The Organised Labour says it is pushing for an annual increase to the N70,000 minimum wage paid to workers in Nigeria.

Labour said it is important that the minimum wage paid to workers reflects a yearly inflation rise.

“What we are pushing on for Labour is that instead of you (the government) waiting for five years to increase the minimum wage, you will now look at the inflation of the last five years and try to make some adjustments; why can’t we reflect the inflation on an annual basis?” TUC boss Festus Osifo said on Channels Television’s Politics Today.

The President of the Trade Union Congress (TUC) said members of the organization and their colleagues in the Nigeria Labour Congress (NLC) had begun talks about this.

“For example, we have entered January 2025; by the 15th of January 2025, the National Bureau of Statistics is going to release the inflation figure for December,” he explained.

“So, what we are pushing for as Labour is that, if, for example, the inflation figure is 35 percent, apply that 35 percent to the ₦70,000 minimum wage to reflect the actual value.

“When we get to 2026, you will also do similar application. That is actually what we are pushing. We shouldn’t be waiting for five years.

> _Recorded information_:

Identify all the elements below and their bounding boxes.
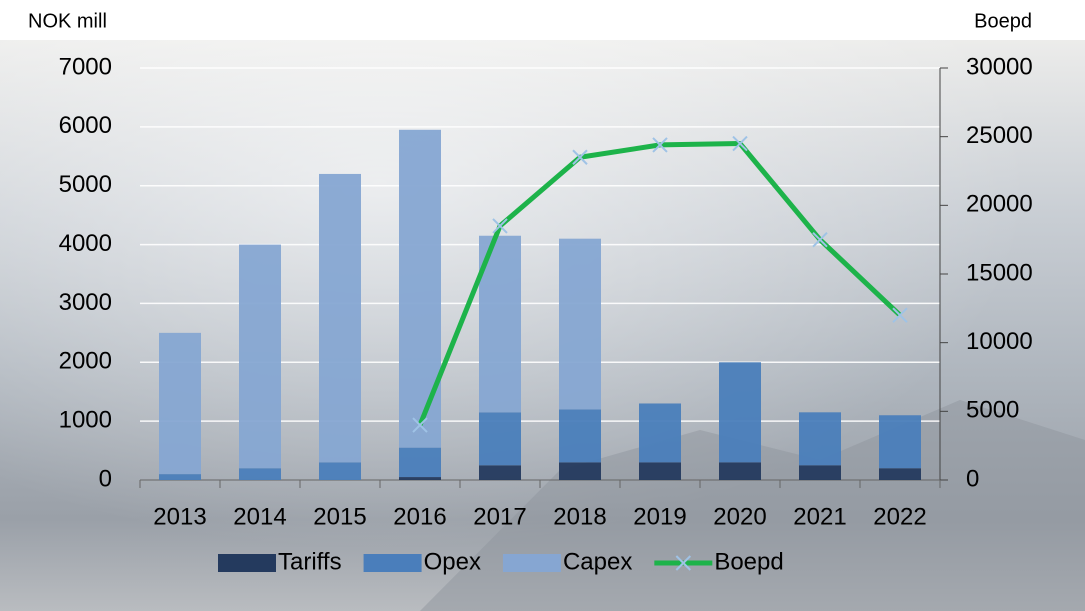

> _Goals_:
1) In the article on Nigeria's minimum wage, on which television program did Festus Osifo speak?
2) Reproduce the part of the article on Nigeria's minimum wage starting with "Labour said it" and going on through "talks about this.".
3) Write the next part of the article on Nigeria's minimum wage, picking up after its final sentence.
The lines are separate material from the article on Nigeria's minimum wage.

> _Results of the exercise_:
1) He spoke on Channels Television's Politics Today.

2)
Labour said it is important that the minimum wage paid to workers reflects a yearly inflation rise.

“What we are pushing on for Labour is that instead of you (the government) waiting for five years to increase the minimum wage, you will now look at the inflation of the last five years and try to make some adjustments; why can’t we reflect the inflation on an annual basis?” TUC boss Festus Osifo said on Channels Television’s Politics Today.

The President of the Trade Union Congress (TUC) said members of the organization and their colleagues in the Nigeria Labour Congress (NLC) had begun talks about this.

3)
“In the new Act, now is three years to make those adjustments, but we could be doing them systemically by applying the inflation as of December of the preceding year to what the minimum wage is.

“This is part of the position we can also canvass this year. We started the conversation last year but will continue in 2025.”

In July 2024, after months of protracted talks, the Federal Government and labour unions reached a consensus figure of ₦70,000 minimum wage, which President Bola Tinubu later approved.

The increase came five years after the last review pegged it at ₦30,000. However, with the astronomic rise in the cost of living, attributed to a more than quadruple hike in energy costs and petrol subsidy removal, labour unions have argued that ₦70,000 cannot take any worker home and thus demanded a decent living wage.